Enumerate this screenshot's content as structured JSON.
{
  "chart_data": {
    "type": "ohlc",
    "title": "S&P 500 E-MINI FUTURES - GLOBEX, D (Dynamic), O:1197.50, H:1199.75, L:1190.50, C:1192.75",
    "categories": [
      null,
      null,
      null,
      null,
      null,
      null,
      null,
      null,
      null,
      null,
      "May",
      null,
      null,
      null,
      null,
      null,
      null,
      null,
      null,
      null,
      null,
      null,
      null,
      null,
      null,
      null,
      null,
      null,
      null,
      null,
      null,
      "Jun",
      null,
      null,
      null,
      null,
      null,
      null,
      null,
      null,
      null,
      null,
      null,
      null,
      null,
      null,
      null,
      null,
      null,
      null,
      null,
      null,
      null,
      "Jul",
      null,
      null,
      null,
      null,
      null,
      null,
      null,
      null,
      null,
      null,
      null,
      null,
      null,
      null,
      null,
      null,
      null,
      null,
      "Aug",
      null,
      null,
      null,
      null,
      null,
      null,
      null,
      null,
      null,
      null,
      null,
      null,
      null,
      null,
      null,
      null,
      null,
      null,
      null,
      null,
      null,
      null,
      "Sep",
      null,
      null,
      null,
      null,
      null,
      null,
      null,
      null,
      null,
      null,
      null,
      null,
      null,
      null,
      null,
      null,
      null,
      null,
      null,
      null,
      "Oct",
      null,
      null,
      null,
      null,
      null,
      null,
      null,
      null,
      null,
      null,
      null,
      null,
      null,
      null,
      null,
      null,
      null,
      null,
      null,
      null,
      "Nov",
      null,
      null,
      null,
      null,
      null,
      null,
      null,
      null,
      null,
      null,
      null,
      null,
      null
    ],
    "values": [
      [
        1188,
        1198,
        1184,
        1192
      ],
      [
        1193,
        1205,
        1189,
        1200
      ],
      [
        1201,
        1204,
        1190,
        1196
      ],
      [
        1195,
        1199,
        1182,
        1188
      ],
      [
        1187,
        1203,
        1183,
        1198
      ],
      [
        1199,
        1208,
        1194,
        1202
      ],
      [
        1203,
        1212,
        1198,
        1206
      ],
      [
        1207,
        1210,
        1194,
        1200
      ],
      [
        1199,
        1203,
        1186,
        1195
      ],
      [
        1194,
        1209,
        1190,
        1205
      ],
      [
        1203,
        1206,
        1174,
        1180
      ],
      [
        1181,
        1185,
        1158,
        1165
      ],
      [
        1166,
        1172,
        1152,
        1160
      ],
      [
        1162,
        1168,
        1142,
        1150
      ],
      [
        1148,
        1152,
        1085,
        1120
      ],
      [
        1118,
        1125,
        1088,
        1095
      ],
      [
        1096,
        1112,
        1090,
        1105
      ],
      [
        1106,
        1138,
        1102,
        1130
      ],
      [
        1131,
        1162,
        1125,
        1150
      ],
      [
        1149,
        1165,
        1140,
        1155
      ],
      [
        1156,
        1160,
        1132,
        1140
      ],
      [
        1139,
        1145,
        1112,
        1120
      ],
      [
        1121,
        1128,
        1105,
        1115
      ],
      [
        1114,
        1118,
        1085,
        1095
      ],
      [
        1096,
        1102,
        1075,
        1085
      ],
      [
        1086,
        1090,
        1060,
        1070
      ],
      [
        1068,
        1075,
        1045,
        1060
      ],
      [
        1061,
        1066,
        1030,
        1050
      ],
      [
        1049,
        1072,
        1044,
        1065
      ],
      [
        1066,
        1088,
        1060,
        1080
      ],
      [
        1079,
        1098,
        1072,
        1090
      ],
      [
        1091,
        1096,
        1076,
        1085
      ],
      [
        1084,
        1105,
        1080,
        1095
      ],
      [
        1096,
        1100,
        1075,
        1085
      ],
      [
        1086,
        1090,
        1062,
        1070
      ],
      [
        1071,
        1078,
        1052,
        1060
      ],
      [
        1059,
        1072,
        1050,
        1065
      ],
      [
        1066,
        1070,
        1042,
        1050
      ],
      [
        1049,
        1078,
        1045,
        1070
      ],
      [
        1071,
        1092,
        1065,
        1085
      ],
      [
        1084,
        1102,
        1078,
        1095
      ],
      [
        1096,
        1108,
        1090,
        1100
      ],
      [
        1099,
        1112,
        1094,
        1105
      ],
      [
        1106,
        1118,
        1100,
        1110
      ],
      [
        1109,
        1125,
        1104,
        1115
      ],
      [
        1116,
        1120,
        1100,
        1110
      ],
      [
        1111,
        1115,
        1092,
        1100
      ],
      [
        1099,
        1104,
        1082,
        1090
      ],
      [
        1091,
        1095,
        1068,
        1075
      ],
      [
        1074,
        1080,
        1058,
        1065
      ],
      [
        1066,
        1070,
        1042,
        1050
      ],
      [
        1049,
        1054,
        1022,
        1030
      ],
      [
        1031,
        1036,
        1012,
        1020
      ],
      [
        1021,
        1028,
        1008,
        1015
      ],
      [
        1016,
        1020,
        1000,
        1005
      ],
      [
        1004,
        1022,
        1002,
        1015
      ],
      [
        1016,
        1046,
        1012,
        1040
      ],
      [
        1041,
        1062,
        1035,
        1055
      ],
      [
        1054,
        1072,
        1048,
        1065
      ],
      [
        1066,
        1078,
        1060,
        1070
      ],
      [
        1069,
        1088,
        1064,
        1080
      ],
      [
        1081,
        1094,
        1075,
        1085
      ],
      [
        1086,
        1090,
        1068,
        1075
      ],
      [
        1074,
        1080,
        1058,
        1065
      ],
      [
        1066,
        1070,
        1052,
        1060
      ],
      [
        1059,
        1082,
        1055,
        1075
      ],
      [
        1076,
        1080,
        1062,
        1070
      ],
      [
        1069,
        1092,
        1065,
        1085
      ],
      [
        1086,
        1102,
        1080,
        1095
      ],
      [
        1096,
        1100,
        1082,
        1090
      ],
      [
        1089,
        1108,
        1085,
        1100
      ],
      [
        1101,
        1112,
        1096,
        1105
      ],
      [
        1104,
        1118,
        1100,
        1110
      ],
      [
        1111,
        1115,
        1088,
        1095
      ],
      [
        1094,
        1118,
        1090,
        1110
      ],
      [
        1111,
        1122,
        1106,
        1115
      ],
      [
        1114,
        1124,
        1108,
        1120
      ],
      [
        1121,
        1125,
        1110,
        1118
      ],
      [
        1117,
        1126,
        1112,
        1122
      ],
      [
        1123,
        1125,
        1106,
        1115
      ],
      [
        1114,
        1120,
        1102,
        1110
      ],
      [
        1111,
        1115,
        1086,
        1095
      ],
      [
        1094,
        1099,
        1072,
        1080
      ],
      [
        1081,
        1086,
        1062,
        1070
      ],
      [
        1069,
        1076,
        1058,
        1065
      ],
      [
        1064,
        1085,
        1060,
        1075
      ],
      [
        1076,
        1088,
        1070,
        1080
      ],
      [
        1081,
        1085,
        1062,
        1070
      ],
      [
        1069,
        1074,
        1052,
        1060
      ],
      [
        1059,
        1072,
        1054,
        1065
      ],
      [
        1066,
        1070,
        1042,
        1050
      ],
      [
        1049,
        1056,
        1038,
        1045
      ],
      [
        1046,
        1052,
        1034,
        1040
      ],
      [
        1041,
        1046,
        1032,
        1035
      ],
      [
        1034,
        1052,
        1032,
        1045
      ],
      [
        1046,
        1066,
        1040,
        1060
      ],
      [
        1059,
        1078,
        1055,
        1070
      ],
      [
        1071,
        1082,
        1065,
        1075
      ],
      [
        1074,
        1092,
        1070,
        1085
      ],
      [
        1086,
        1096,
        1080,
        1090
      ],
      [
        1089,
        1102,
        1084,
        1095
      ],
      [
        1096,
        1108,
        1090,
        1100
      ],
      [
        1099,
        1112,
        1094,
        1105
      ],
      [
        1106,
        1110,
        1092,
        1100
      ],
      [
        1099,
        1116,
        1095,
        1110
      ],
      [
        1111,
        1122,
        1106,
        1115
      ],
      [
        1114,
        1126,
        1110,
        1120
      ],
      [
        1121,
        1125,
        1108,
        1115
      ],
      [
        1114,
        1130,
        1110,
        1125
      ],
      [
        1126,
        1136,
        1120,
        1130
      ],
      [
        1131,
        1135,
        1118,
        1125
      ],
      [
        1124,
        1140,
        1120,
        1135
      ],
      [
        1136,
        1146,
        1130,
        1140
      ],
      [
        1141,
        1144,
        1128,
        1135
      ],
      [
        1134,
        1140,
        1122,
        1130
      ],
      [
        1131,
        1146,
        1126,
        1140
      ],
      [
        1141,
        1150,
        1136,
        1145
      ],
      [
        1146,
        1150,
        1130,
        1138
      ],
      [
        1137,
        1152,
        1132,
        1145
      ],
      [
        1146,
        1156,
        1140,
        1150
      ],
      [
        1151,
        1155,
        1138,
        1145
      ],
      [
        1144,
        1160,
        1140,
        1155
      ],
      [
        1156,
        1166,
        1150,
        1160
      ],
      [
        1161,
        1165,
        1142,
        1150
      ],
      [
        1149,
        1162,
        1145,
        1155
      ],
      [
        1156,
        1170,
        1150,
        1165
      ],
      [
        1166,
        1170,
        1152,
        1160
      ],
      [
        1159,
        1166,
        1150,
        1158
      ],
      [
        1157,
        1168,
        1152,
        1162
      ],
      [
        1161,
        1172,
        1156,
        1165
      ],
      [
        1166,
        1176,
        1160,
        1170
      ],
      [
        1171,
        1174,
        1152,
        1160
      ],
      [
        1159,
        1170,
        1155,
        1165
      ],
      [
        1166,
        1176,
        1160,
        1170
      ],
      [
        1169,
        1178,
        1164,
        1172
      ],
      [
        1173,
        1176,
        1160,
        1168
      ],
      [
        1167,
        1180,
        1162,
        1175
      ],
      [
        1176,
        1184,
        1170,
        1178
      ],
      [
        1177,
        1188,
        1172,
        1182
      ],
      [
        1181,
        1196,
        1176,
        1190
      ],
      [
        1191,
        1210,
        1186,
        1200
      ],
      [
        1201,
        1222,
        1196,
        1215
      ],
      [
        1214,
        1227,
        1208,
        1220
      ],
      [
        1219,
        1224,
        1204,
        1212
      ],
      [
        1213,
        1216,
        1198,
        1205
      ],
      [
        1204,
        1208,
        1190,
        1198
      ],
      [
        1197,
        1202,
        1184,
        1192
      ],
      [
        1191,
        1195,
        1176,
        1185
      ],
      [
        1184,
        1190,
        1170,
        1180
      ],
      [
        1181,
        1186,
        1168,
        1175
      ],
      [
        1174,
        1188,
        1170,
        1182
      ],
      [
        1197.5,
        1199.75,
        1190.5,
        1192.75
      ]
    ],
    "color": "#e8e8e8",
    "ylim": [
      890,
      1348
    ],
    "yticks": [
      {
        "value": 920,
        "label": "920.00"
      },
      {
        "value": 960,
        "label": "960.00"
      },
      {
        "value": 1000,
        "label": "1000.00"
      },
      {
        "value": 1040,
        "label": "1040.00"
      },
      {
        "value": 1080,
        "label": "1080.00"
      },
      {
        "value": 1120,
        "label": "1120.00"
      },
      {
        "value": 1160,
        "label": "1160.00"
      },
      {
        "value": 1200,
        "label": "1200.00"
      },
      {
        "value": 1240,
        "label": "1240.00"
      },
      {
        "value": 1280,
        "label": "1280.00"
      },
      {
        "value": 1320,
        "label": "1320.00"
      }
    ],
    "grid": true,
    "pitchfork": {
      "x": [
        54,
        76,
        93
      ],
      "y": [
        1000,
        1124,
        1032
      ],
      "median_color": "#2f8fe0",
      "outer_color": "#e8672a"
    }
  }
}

GIVEN INSTRUCTION ▸
Using the listing above, say how many of its lines contain the string "label", giving nothing but the figure.

RESULT ▸
11